### Short exercise
Give the records back in full, exactly as they read.
########################################
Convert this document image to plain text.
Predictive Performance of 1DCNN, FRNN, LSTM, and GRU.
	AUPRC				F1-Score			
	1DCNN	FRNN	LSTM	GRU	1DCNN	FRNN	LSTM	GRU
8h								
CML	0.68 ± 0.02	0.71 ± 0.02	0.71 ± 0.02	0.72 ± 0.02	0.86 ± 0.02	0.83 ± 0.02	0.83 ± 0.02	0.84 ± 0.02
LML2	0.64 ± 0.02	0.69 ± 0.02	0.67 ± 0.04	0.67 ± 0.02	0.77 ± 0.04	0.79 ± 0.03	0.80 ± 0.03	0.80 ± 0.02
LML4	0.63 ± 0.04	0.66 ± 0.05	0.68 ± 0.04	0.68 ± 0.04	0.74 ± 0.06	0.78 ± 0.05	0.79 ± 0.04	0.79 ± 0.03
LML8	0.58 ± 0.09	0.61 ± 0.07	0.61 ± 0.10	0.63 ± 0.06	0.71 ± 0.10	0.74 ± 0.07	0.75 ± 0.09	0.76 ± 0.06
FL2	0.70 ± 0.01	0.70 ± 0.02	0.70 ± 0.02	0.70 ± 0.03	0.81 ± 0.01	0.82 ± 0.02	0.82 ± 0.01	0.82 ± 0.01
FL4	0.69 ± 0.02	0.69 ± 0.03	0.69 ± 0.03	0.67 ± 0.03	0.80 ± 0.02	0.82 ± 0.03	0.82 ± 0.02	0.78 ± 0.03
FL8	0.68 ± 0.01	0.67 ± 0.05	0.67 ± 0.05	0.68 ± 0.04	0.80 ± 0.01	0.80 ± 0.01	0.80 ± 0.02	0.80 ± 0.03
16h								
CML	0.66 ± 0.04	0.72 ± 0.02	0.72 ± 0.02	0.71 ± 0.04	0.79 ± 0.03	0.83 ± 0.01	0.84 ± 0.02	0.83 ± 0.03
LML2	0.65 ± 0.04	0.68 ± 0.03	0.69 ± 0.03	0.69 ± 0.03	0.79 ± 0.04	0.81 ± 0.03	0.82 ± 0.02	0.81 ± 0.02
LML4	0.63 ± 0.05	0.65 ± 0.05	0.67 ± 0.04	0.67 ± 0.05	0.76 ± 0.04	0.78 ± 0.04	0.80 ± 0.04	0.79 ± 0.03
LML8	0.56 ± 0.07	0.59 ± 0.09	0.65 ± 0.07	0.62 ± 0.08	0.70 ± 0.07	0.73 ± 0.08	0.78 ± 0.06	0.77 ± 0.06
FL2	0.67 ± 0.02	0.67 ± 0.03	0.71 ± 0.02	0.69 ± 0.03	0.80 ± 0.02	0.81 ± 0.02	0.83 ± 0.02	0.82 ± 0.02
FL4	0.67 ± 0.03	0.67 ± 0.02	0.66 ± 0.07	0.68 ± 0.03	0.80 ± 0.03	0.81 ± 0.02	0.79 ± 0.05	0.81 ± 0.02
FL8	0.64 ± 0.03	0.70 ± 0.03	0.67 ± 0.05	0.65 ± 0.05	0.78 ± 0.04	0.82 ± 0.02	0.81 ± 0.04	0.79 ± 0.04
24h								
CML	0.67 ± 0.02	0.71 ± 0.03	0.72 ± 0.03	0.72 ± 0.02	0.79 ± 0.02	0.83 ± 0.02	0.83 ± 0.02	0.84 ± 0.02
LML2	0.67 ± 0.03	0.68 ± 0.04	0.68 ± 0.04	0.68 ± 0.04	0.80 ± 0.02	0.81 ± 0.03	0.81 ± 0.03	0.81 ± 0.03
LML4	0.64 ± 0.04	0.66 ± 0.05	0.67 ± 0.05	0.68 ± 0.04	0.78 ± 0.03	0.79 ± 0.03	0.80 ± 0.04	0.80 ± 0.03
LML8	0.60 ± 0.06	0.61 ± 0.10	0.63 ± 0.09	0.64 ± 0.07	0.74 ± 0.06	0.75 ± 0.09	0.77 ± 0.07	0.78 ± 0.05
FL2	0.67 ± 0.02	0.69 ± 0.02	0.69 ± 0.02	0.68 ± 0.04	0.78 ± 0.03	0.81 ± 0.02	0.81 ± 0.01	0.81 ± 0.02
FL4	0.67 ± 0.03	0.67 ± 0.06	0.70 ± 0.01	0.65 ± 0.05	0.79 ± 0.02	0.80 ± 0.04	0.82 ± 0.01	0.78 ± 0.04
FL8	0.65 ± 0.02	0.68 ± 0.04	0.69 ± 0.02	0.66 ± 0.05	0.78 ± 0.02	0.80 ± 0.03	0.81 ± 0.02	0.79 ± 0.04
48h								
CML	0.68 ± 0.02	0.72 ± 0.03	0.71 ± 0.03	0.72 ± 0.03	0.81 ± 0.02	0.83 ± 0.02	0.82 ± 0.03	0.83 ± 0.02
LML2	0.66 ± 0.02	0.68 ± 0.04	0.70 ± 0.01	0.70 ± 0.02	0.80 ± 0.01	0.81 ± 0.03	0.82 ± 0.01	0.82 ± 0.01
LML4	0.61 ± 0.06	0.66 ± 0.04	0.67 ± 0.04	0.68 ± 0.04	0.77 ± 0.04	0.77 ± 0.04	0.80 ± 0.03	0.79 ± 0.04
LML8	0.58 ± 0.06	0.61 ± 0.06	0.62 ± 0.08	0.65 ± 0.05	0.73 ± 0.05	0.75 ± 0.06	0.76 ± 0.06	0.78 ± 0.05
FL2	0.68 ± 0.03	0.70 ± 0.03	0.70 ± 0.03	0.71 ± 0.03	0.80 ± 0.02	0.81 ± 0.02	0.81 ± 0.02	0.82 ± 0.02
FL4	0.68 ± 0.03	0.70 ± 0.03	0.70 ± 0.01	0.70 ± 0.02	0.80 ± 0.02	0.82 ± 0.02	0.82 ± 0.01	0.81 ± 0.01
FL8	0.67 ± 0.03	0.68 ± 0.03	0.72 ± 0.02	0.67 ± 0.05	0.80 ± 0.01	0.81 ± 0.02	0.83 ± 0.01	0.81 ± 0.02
########################################
### Solution to this exercise
Convert this document image to plain text.
Predictive Performance of 1DCNN, FRNN, LSTM, and GRU.
	AUPRC				F1-Score			
	1DCNN	FRNN	LSTM	GRU	1DCNN	FRNN	LSTM	GRU
8h								
CML	0.68 ± 0.02	0.71 ± 0.02	0.71 ± 0.02	0.72 ± 0.02	0.86 ± 0.02	0.83 ± 0.02	0.83 ± 0.02	0.84 ± 0.02
LML2	0.64 ± 0.02	0.69 ± 0.02	0.67 ± 0.04	0.67 ± 0.02	0.77 ± 0.04	0.79 ± 0.03	0.80 ± 0.03	0.80 ± 0.02
LML4	0.63 ± 0.04	0.66 ± 0.05	0.68 ± 0.04	0.68 ± 0.04	0.74 ± 0.06	0.78 ± 0.05	0.79 ± 0.04	0.79 ± 0.03
LML8	0.58 ± 0.09	0.61 ± 0.07	0.61 ± 0.10	0.63 ± 0.06	0.71 ± 0.10	0.74 ± 0.07	0.75 ± 0.09	0.76 ± 0.06
FL2	0.70 ± 0.01	0.70 ± 0.02	0.70 ± 0.02	0.70 ± 0.03	0.81 ± 0.01	0.82 ± 0.02	0.82 ± 0.01	0.82 ± 0.01
FL4	0.69 ± 0.02	0.69 ± 0.03	0.69 ± 0.03	0.67 ± 0.03	0.80 ± 0.02	0.82 ± 0.03	0.82 ± 0.02	0.78 ± 0.03
FL8	0.68 ± 0.01	0.67 ± 0.05	0.67 ± 0.05	0.68 ± 0.04	0.80 ± 0.01	0.80 ± 0.01	0.80 ± 0.02	0.80 ± 0.03
16h								
CML	0.66 ± 0.04	0.72 ± 0.02	0.72 ± 0.02	0.71 ± 0.04	0.79 ± 0.03	0.83 ± 0.01	0.84 ± 0.02	0.83 ± 0.03
LML2	0.65 ± 0.04	0.68 ± 0.03	0.69 ± 0.03	0.69 ± 0.03	0.79 ± 0.04	0.81 ± 0.03	0.82 ± 0.02	0.81 ± 0.02
LML4	0.63 ± 0.05	0.65 ± 0.05	0.67 ± 0.04	0.67 ± 0.05	0.76 ± 0.04	0.78 ± 0.04	0.80 ± 0.04	0.79 ± 0.03
LML8	0.56 ± 0.07	0.59 ± 0.09	0.65 ± 0.07	0.62 ± 0.08	0.70 ± 0.07	0.73 ± 0.08	0.78 ± 0.06	0.77 ± 0.06
FL2	0.67 ± 0.02	0.67 ± 0.03	0.71 ± 0.02	0.69 ± 0.03	0.80 ± 0.02	0.81 ± 0.02	0.83 ± 0.02	0.82 ± 0.02
FL4	0.67 ± 0.03	0.67 ± 0.02	0.66 ± 0.07	0.68 ± 0.03	0.80 ± 0.03	0.81 ± 0.02	0.79 ± 0.05	0.81 ± 0.02
FL8	0.64 ± 0.03	0.70 ± 0.03	0.67 ± 0.05	0.65 ± 0.05	0.78 ± 0.04	0.82 ± 0.02	0.81 ± 0.04	0.79 ± 0.04
24h								
CML	0.67 ± 0.02	0.71 ± 0.03	0.72 ± 0.03	0.72 ± 0.02	0.79 ± 0.02	0.83 ± 0.02	0.83 ± 0.02	0.84 ± 0.02
LML2	0.67 ± 0.03	0.68 ± 0.04	0.68 ± 0.04	0.68 ± 0.04	0.80 ± 0.02	0.81 ± 0.03	0.81 ± 0.03	0.81 ± 0.03
LML4	0.64 ± 0.04	0.66 ± 0.05	0.67 ± 0.05	0.68 ± 0.04	0.78 ± 0.03	0.79 ± 0.03	0.80 ± 0.04	0.80 ± 0.03
LML8	0.60 ± 0.06	0.61 ± 0.10	0.63 ± 0.09	0.64 ± 0.07	0.74 ± 0.06	0.75 ± 0.09	0.77 ± 0.07	0.78 ± 0.05
FL2	0.67 ± 0.02	0.69 ± 0.02	0.69 ± 0.02	0.68 ± 0.04	0.78 ± 0.03	0.81 ± 0.02	0.81 ± 0.01	0.81 ± 0.02
FL4	0.67 ± 0.03	0.67 ± 0.06	0.70 ± 0.01	0.65 ± 0.05	0.79 ± 0.02	0.80 ± 0.04	0.82 ± 0.01	0.78 ± 0.04
FL8	0.65 ± 0.02	0.68 ± 0.04	0.69 ± 0.02	0.66 ± 0.05	0.78 ± 0.02	0.80 ± 0.03	0.81 ± 0.02	0.79 ± 0.04
48h								
CML	0.68 ± 0.02	0.72 ± 0.03	0.71 ± 0.03	0.72 ± 0.03	0.81 ± 0.02	0.83 ± 0.02	0.82 ± 0.03	0.83 ± 0.02
LML2	0.66 ± 0.02	0.68 ± 0.04	0.70 ± 0.01	0.70 ± 0.02	0.80 ± 0.01	0.81 ± 0.03	0.82 ± 0.01	0.82 ± 0.01
LML4	0.61 ± 0.06	0.66 ± 0.04	0.67 ± 0.04	0.68 ± 0.04	0.77 ± 0.04	0.77 ± 0.04	0.80 ± 0.03	0.79 ± 0.04
LML8	0.58 ± 0.06	0.61 ± 0.06	0.62 ± 0.08	0.65 ± 0.05	0.73 ± 0.05	0.75 ± 0.06	0.76 ± 0.06	0.78 ± 0.05
FL2	0.68 ± 0.03	0.70 ± 0.03	0.70 ± 0.03	0.71 ± 0.03	0.80 ± 0.02	0.81 ± 0.02	0.81 ± 0.02	0.82 ± 0.02
FL4	0.68 ± 0.03	0.70 ± 0.03	0.70 ± 0.01	0.70 ± 0.02	0.80 ± 0.02	0.82 ± 0.02	0.82 ± 0.01	0.81 ± 0.01
FL8	0.67 ± 0.03	0.68 ± 0.03	0.72 ± 0.02	0.67 ± 0.05	0.80 ± 0.01	0.81 ± 0.02	0.83 ± 0.01	0.81 ± 0.02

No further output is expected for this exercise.